» Data shown:
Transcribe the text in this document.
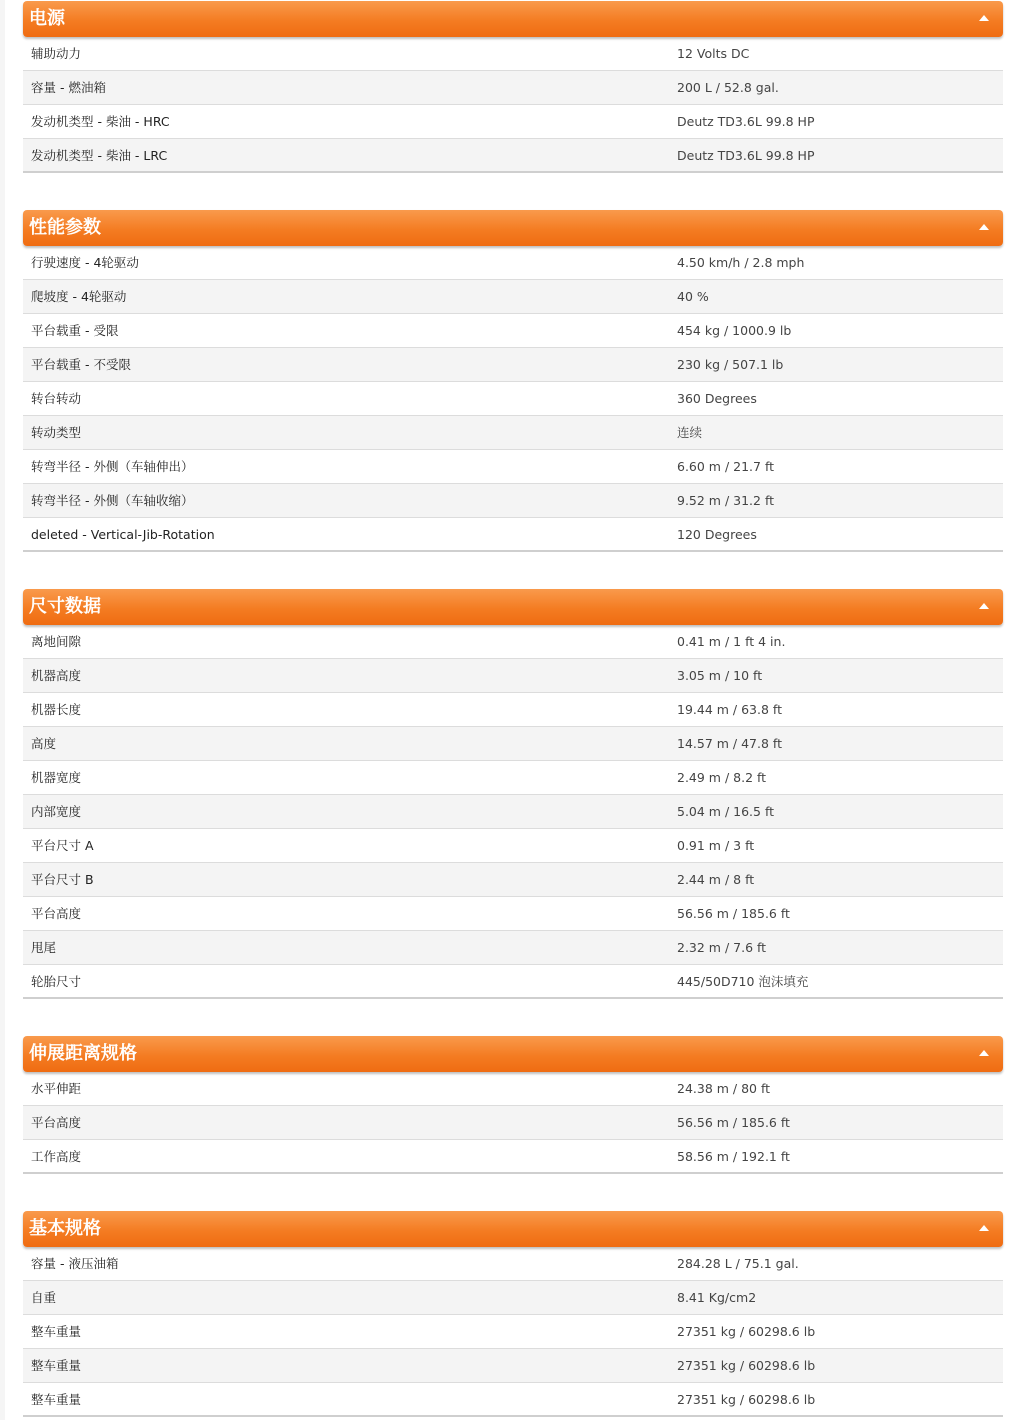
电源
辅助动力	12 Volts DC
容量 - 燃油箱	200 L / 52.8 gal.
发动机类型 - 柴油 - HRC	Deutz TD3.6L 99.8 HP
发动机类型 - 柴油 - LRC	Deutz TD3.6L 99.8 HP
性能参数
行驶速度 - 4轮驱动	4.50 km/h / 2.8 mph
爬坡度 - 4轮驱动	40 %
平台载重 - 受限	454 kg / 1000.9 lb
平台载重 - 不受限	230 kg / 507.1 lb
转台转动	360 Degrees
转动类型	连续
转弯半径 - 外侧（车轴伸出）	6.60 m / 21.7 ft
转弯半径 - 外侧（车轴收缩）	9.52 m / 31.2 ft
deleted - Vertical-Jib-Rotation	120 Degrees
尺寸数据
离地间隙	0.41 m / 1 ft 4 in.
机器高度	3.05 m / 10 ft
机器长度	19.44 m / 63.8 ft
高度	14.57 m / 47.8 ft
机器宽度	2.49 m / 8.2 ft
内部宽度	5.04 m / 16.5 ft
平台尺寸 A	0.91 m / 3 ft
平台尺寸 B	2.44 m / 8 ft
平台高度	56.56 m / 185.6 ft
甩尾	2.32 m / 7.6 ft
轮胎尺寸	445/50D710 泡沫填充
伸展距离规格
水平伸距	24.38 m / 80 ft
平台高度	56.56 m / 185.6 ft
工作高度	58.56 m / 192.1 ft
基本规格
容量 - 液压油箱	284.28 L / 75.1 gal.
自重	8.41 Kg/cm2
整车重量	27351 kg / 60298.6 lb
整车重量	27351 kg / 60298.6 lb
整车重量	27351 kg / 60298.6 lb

» Instruction:
Repeat the data above exactly, but not the pictures.

» Worked answer:
Transcribe the text in this document.
电源
辅助动力	12 Volts DC
容量 - 燃油箱	200 L / 52.8 gal.
发动机类型 - 柴油 - HRC	Deutz TD3.6L 99.8 HP
发动机类型 - 柴油 - LRC	Deutz TD3.6L 99.8 HP
性能参数
行驶速度 - 4轮驱动	4.50 km/h / 2.8 mph
爬坡度 - 4轮驱动	40 %
平台载重 - 受限	454 kg / 1000.9 lb
平台载重 - 不受限	230 kg / 507.1 lb
转台转动	360 Degrees
转动类型	连续
转弯半径 - 外侧（车轴伸出）	6.60 m / 21.7 ft
转弯半径 - 外侧（车轴收缩）	9.52 m / 31.2 ft
deleted - Vertical-Jib-Rotation	120 Degrees
尺寸数据
离地间隙	0.41 m / 1 ft 4 in.
机器高度	3.05 m / 10 ft
机器长度	19.44 m / 63.8 ft
高度	14.57 m / 47.8 ft
机器宽度	2.49 m / 8.2 ft
内部宽度	5.04 m / 16.5 ft
平台尺寸 A	0.91 m / 3 ft
平台尺寸 B	2.44 m / 8 ft
平台高度	56.56 m / 185.6 ft
甩尾	2.32 m / 7.6 ft
轮胎尺寸	445/50D710 泡沫填充
伸展距离规格
水平伸距	24.38 m / 80 ft
平台高度	56.56 m / 185.6 ft
工作高度	58.56 m / 192.1 ft
基本规格
容量 - 液压油箱	284.28 L / 75.1 gal.
自重	8.41 Kg/cm2
整车重量	27351 kg / 60298.6 lb
整车重量	27351 kg / 60298.6 lb
整车重量	27351 kg / 60298.6 lb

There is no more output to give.